**TEXTO FUENTE:**
++++++++++++++++++++
En vez de elogiar el ritmo de trabajo que se mantiene en los centros de aislamientos para enfermos y sospechosos de COVID-19, como es la costumbre entre los dirigentes cubanos, el primer secretario del Partido Comunista en Santiago de Cuba, Lázaro Expósito, admitió que dichas instituciones en la provincia parecen más bien «almacenes de gente», algo que aseguró que las autoridades no van a continuar permitiendo.

Sus declaraciones permitieron entrever que las autoridades reconocen el caos con que se maneja la situación en el territorio, y que aplicarán, en la «fase de recuperación», medidas que debieron haber implementado en etapas anteriores de la crisis sanitaria.

El funcionario declaró que los dirigentes del Partido y el Gobierno a nivel provincial formaron equipos para visitar la zona roja de los hospitales, en aras de «conocer de primera mano las dificultades e insatisfacciones de los pacientes y el personal médico y de apoyo». También se realizarán supervisores permanentes al Laboratorio de Biología Molecular del territorio.

Con vistas a cambiar la imagen de desorden en Santiago de Cuba, caracterizado por la falta de sensibilidad en la atención a los enfermos y en los servicios necrológicos, Expósito prometió crear consultas de Infecciones Respiratorias Agudas, abrir un centro para pacientes con neumonía, mejorar la alimentación y ampliar las capacidades de hospitalización con instalaciones del Partido y del Gobierno.

Además, otras acciones se dirigirán a completar el personal de los centros asistenciales y el nivel primario de salud.

Por su parte, Beatriz Johnson Urrutia, gobernadora local, ordenó la apertura gradual de los servicios gastronómicos, la actividad bancaria, los procesos jurídicos y de transporte público. Estas medidas se darán incluso cuando el Dr. Eugenio Valdés, jefe del Grupo de Asesores del Consejo de Defensa Provincial, tildó la decisión de errónea y precipitada durante un panel informativo transmitido por Tele Turquino, pues la apertura pone en peligro el cuadro epidemiológico de una provincia que aún mantiene colapsadas las morgues, los hospitales y las funerarias.
++++++++++++++++++++
**TU TAREA:** ¿Puedes retomar el texto sobre la crisis sanitaria en Santiago de Cuba justo después de su última oración? El listado no hace falta aquí.

**SECCIÓN DE DATOS:**
++++++++++++++++++++
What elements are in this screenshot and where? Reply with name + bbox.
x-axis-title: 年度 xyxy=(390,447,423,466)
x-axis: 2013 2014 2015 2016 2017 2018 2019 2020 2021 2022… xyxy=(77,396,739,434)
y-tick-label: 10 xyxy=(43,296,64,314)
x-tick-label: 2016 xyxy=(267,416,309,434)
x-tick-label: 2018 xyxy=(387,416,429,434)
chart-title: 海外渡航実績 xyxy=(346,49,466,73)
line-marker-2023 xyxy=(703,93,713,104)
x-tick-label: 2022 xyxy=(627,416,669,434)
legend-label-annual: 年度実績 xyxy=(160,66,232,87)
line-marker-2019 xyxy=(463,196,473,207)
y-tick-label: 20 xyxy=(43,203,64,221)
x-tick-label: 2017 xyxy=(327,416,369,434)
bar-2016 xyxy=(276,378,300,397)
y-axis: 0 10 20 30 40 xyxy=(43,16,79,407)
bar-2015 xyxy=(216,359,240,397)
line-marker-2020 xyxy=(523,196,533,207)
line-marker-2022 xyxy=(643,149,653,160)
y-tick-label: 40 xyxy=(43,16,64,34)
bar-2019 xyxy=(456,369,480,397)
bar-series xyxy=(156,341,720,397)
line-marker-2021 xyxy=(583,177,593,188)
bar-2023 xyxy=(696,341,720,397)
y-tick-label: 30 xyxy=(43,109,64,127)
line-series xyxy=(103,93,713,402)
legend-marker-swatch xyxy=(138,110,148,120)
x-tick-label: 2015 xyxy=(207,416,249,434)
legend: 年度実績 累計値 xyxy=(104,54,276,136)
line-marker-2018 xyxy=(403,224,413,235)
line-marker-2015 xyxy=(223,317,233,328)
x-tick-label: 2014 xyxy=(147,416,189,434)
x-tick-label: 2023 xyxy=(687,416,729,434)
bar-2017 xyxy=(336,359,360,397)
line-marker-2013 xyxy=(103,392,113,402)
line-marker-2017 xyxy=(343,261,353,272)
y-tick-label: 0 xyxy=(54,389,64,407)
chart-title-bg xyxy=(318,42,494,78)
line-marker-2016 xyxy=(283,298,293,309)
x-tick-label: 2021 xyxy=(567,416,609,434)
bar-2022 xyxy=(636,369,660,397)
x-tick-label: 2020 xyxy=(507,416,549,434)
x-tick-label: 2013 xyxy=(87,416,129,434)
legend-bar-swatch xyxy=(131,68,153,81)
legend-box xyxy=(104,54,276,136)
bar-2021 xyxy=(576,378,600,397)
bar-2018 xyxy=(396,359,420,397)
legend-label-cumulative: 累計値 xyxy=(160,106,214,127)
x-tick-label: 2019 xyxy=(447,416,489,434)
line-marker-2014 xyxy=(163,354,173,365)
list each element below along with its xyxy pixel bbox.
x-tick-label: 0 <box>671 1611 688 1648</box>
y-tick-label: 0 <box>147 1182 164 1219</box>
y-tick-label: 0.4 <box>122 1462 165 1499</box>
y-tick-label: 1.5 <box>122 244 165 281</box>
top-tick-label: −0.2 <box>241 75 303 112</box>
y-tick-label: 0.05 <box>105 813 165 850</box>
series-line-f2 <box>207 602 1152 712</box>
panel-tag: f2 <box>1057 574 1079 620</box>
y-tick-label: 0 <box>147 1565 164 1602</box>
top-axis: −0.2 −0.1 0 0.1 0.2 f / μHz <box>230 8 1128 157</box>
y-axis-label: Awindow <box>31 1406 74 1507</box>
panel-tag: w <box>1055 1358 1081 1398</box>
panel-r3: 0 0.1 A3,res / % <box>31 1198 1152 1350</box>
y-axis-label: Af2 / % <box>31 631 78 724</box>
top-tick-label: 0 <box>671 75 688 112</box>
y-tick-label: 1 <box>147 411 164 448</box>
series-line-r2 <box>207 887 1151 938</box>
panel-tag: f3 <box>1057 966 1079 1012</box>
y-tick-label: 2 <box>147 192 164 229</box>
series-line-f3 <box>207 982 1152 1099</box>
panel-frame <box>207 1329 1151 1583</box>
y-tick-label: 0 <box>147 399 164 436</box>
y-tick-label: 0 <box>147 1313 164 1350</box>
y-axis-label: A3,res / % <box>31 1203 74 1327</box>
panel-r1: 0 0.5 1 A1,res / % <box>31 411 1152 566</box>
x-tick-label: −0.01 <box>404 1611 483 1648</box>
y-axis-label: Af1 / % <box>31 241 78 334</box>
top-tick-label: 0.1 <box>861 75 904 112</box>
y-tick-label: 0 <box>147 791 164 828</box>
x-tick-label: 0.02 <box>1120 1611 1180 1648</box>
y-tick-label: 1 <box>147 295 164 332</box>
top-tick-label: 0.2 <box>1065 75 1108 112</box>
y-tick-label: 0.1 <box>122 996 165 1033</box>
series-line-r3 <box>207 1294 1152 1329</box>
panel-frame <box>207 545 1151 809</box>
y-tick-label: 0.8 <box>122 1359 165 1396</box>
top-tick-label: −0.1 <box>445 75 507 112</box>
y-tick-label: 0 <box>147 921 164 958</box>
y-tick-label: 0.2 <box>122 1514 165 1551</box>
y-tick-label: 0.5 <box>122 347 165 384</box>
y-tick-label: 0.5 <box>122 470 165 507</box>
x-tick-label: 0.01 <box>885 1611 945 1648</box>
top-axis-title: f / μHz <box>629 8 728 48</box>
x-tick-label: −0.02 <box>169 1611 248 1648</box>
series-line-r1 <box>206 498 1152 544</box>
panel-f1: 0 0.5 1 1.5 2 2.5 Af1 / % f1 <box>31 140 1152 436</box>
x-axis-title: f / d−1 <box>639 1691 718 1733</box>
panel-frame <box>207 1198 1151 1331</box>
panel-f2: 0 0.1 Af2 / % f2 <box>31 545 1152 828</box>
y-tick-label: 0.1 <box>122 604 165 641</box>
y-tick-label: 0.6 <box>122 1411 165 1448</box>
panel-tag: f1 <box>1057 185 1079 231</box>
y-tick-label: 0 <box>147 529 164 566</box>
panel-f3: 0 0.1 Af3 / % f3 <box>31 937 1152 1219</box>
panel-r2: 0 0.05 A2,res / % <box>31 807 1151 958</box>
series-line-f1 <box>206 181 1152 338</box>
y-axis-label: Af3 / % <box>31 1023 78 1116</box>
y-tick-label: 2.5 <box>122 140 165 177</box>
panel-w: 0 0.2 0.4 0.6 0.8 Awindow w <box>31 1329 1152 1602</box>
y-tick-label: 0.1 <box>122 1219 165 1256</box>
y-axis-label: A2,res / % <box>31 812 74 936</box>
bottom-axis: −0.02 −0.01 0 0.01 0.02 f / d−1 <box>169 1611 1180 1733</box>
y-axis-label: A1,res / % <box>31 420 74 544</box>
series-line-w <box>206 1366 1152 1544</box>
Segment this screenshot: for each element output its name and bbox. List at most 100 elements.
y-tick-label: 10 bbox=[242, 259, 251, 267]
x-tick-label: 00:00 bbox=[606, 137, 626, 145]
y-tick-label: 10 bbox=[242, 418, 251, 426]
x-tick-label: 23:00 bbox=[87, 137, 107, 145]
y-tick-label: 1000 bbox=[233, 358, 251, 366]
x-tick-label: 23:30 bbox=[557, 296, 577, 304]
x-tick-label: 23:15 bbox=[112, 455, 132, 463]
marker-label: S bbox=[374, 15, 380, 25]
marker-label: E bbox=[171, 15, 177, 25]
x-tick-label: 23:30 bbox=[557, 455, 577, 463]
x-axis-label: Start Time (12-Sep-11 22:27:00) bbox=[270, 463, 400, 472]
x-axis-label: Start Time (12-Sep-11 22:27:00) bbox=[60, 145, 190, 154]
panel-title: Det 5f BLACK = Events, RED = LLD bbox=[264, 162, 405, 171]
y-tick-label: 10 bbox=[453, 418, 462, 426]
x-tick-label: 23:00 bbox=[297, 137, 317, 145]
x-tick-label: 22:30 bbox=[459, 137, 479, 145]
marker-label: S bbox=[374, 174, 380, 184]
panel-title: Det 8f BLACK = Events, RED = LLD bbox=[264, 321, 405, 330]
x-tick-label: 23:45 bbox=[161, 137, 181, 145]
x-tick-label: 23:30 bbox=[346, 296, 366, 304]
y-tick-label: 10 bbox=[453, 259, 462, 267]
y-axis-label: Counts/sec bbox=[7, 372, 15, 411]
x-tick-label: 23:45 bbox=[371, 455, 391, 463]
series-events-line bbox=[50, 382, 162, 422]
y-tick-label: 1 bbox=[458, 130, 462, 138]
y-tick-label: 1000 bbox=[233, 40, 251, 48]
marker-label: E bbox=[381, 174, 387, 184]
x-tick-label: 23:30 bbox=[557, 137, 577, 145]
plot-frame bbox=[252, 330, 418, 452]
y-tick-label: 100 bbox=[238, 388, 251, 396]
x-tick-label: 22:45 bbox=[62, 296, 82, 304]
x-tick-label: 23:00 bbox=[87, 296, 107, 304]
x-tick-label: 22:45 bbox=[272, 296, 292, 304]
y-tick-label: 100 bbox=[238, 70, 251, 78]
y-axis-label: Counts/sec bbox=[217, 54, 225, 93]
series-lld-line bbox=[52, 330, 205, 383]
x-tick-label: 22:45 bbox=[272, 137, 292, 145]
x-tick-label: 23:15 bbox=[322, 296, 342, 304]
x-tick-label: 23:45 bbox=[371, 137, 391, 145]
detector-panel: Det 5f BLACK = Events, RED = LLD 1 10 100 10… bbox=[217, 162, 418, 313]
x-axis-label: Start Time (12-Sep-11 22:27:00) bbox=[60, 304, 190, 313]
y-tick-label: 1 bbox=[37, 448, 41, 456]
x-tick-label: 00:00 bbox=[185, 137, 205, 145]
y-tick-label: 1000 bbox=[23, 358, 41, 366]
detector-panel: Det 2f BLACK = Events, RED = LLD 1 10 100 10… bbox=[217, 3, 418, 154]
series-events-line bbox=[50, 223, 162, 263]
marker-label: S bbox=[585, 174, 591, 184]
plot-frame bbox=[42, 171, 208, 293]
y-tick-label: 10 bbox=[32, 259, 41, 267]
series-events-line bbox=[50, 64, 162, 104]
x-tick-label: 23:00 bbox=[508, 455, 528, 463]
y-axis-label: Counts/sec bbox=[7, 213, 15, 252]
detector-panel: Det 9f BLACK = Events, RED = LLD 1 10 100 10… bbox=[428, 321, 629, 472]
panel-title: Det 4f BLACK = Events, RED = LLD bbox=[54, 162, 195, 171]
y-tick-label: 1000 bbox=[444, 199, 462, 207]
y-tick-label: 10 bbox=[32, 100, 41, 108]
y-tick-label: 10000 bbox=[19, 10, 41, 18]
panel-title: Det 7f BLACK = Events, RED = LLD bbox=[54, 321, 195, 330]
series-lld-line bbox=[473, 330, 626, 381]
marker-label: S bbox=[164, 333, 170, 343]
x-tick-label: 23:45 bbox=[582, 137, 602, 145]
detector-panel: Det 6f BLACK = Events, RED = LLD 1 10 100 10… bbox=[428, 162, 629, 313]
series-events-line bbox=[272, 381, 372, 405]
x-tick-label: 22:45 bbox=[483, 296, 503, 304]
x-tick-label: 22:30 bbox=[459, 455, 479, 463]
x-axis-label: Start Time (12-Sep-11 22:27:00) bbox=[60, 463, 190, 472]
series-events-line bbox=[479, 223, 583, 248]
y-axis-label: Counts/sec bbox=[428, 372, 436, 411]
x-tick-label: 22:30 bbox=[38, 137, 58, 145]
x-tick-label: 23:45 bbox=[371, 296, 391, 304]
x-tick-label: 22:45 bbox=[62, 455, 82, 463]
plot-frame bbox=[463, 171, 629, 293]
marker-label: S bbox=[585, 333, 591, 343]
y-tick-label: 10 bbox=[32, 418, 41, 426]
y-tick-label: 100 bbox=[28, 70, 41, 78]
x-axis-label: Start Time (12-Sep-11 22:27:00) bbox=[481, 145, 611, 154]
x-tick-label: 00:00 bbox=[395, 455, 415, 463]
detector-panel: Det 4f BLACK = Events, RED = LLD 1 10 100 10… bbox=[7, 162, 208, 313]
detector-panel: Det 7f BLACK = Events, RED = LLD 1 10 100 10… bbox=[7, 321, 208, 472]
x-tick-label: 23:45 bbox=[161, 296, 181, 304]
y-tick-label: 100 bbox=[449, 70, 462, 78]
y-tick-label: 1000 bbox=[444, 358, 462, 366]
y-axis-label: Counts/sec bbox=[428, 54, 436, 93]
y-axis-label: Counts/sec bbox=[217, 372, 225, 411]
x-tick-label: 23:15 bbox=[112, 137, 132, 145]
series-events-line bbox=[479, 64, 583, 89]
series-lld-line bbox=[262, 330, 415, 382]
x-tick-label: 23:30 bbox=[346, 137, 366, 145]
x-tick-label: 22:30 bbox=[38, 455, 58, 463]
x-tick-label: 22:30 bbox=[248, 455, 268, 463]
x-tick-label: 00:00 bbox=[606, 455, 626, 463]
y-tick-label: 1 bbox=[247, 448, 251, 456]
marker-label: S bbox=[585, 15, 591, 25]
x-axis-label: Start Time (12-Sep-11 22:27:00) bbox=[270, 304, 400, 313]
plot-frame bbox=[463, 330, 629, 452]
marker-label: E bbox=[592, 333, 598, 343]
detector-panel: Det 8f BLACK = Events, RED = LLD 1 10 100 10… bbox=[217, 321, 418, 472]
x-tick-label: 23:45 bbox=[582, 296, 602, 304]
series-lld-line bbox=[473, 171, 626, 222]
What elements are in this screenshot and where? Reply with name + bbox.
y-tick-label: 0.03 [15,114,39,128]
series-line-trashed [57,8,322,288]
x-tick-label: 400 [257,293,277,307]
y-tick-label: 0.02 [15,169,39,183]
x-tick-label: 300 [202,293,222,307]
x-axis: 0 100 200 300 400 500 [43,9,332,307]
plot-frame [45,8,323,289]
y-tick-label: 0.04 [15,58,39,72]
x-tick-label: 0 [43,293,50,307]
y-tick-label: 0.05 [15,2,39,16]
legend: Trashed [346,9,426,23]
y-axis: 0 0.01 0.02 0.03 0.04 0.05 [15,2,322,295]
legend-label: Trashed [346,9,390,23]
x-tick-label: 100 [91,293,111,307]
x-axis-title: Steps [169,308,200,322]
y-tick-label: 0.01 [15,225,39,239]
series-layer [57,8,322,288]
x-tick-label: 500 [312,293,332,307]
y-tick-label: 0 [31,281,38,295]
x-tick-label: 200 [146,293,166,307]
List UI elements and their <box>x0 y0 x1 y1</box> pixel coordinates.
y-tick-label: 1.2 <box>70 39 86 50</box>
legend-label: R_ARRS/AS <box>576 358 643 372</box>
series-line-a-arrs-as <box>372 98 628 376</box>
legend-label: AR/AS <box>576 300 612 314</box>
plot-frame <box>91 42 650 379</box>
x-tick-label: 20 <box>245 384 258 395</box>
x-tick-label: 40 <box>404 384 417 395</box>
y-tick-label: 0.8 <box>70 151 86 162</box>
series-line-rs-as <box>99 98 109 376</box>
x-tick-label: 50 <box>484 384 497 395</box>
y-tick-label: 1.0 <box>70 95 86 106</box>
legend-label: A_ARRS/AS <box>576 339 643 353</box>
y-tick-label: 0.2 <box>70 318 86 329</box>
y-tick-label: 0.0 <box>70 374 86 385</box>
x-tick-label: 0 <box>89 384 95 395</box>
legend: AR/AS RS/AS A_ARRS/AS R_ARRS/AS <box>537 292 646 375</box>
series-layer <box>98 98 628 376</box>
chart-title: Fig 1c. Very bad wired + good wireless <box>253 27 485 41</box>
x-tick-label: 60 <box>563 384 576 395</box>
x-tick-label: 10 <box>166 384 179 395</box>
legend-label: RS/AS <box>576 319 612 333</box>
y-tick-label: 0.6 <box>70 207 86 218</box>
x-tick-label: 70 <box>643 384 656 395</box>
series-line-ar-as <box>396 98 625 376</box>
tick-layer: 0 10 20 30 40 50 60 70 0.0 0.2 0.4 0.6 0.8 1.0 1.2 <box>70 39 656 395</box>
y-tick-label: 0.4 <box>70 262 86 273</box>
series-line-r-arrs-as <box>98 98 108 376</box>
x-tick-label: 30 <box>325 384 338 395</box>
++++++++++++++++++++
**LA RESPUESTA:**
La evaluación del experto sentenció que «ni la epidemia de dengue de 1977, donde casi el 45% de la población padeció la enfermedad, ni la de dengue hemorrágico de 1981, en la que se diagnosticaron 300.000 casos y 158 fallecidos, de ellos 102 niños», han afectado a la provincia de la forma que lo ha hecho el COVID-19.

Hasta el 15 de agosto de 2021, según las estadísticas oficiales, en Santiago de Cuba se registraban 59.242 contagios de coronavirus y 456 fallecimientos; pero entre el 16 de agosto al 27 de septiembre, la provincia reportó otros 19.076 enfermos y 234 nuevos decesos. Ello evidencia que no se trata del mejor momento para abrir los servicios, puesto que no se ha logrado controlar la expansión del virus en el territorio.

Mientras, la vida cotidiana de los santiagueros incluye el desabastecimiento, las colas en los mercados, la reventa, la corrupción, la escasez de combustible, de alimentos, de medicinas, el asedio de los inspectores, etc.